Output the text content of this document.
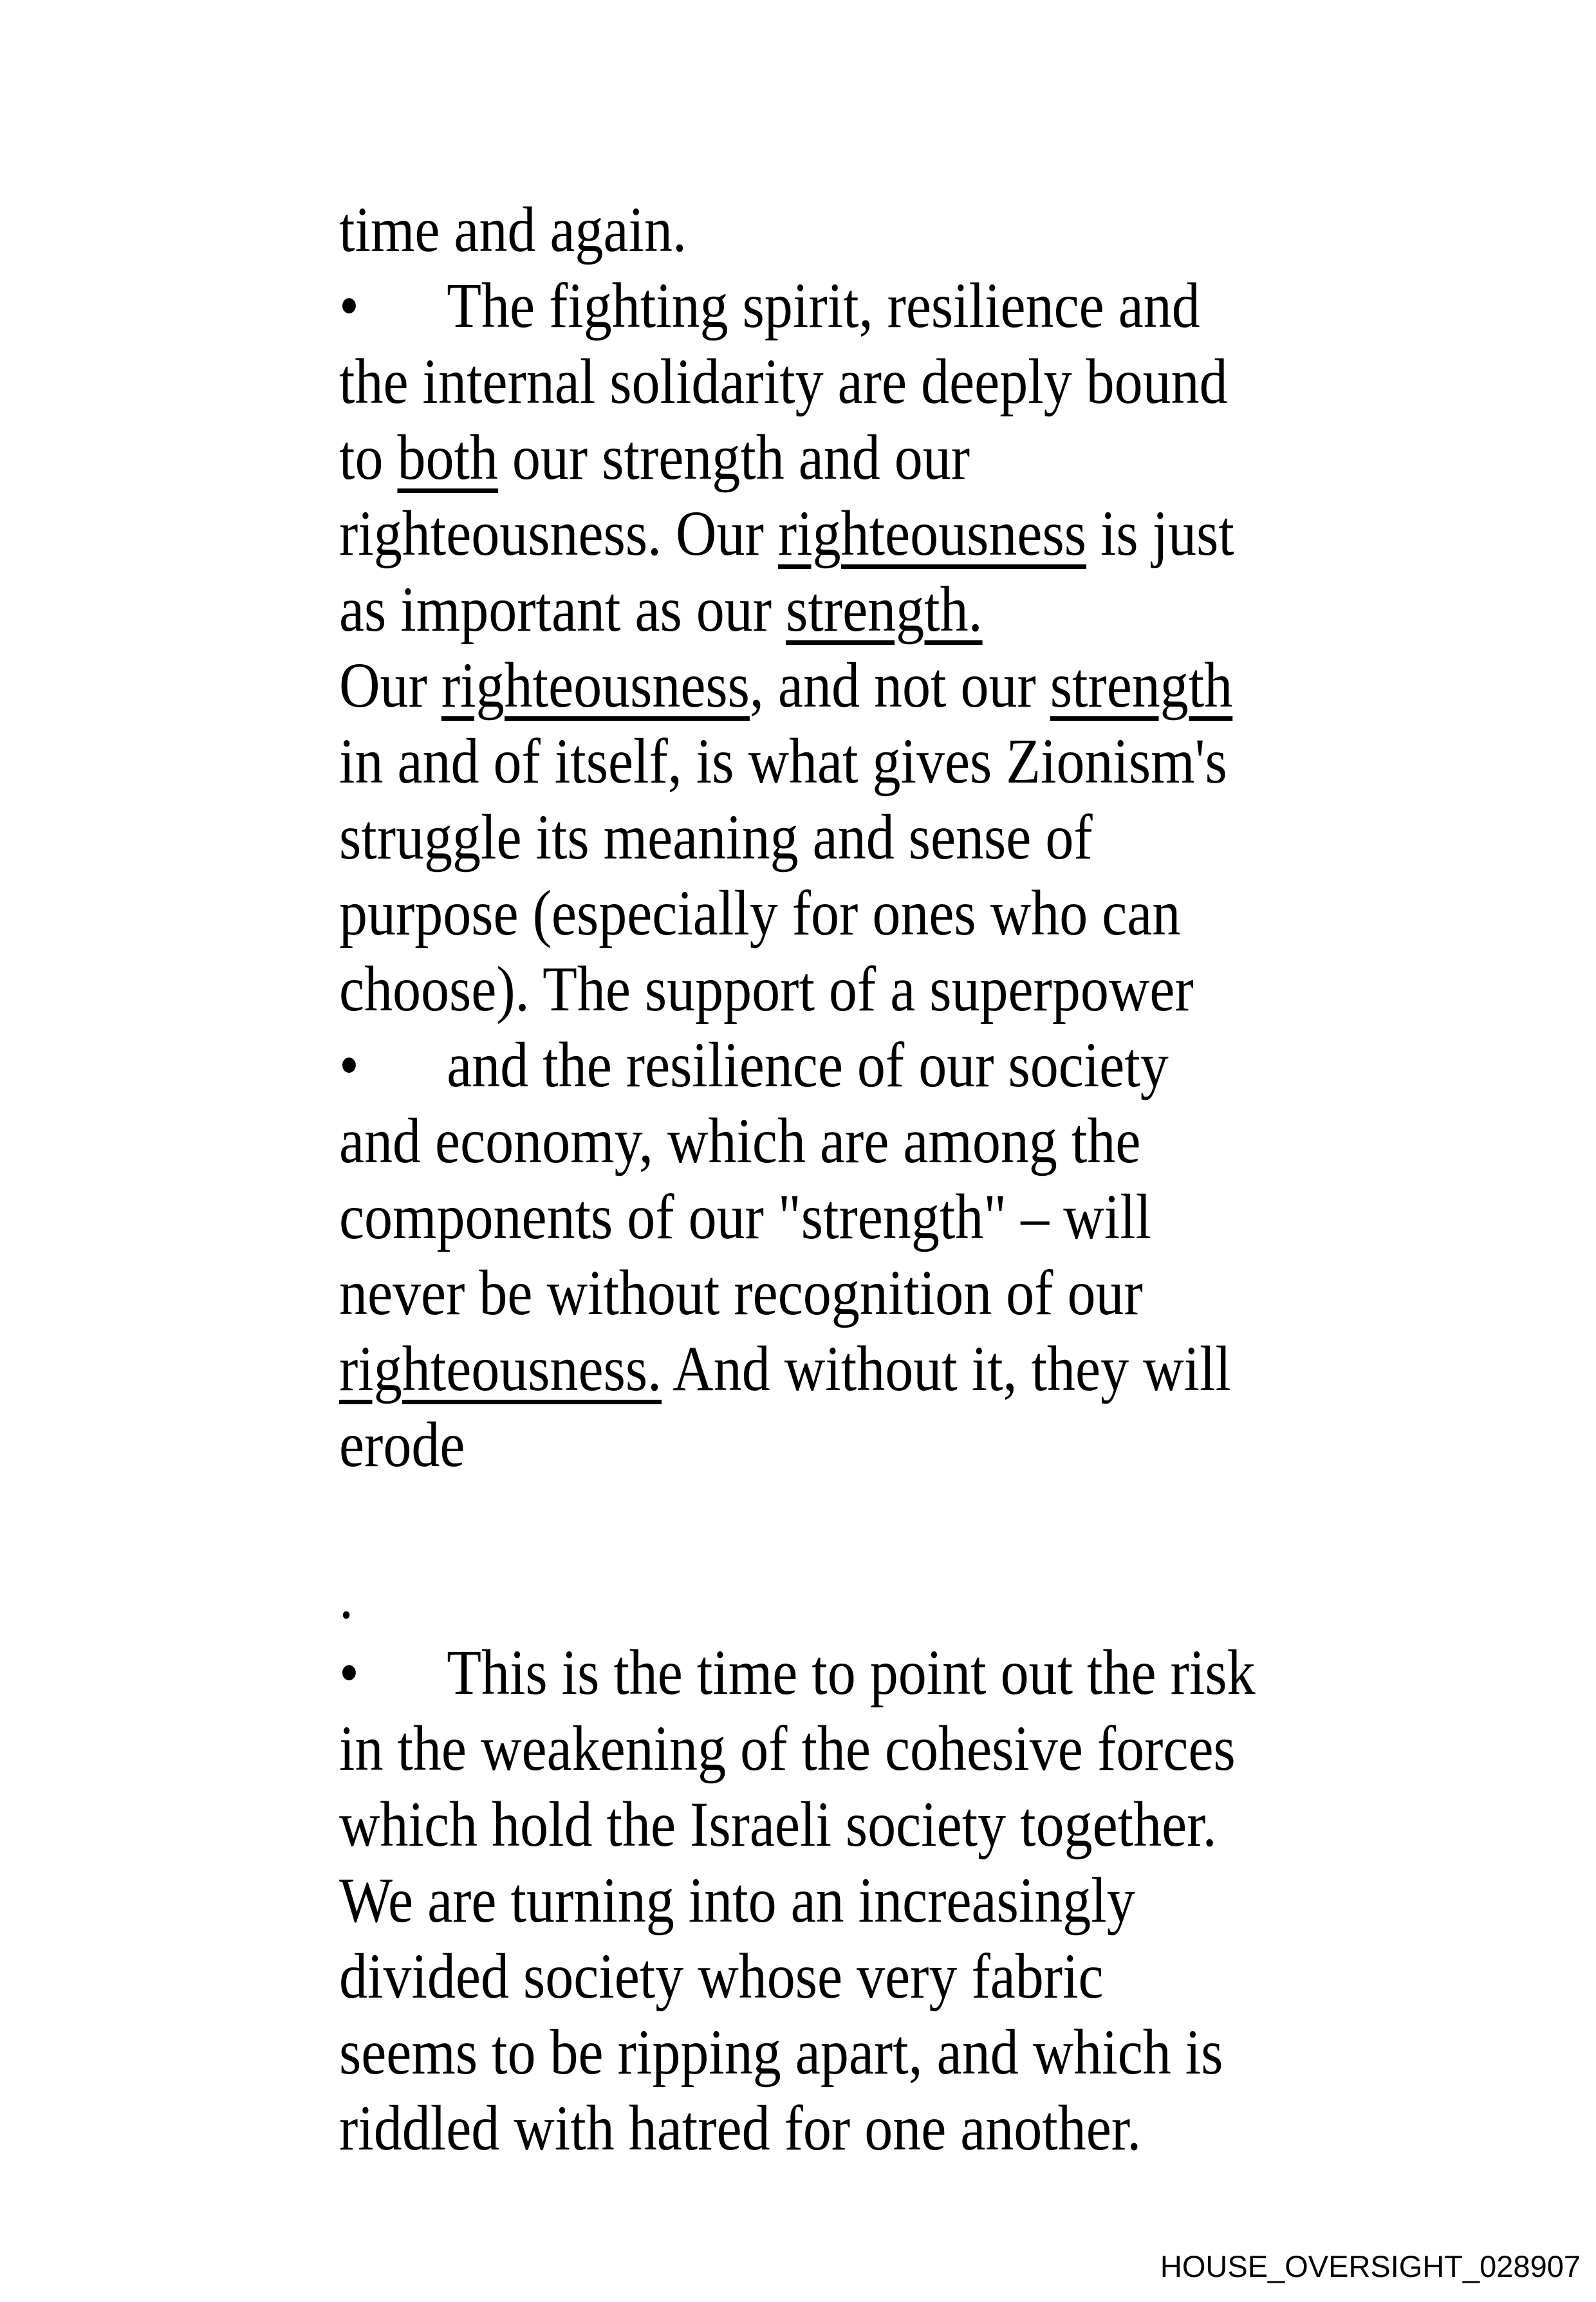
time and again.
• The fighting spirit, resilience and
the internal solidarity are deeply bound
to both our strength and our
righteousness. Our righteousness is just
as important as our strength.
Our righteousness, and not our strength
in and of itself, is what gives Zionism's
struggle its meaning and sense of
purpose (especially for ones who can
choose). The support of a superpower
• and the resilience of our society
and economy, which are among the
components of our "strength" – will
never be without recognition of our
righteousness. And without it, they will
erode

.
• This is the time to point out the risk
in the weakening of the cohesive forces
which hold the Israeli society together.
We are turning into an increasingly
divided society whose very fabric
seems to be ripping apart, and which is
riddled with hatred for one another.
HOUSE_OVERSIGHT_028907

----

What the task asks: Write out the whole listing exactly, and drop the pictures.

Final answer:
Output the text content of this document.
time and again.
• The fighting spirit, resilience and
the internal solidarity are deeply bound
to both our strength and our
righteousness. Our righteousness is just
as important as our strength.
Our righteousness, and not our strength
in and of itself, is what gives Zionism's
struggle its meaning and sense of
purpose (especially for ones who can
choose). The support of a superpower
• and the resilience of our society
and economy, which are among the
components of our "strength" – will
never be without recognition of our
righteousness. And without it, they will
erode

.
• This is the time to point out the risk
in the weakening of the cohesive forces
which hold the Israeli society together.
We are turning into an increasingly
divided society whose very fabric
seems to be ripping apart, and which is
riddled with hatred for one another.
HOUSE_OVERSIGHT_028907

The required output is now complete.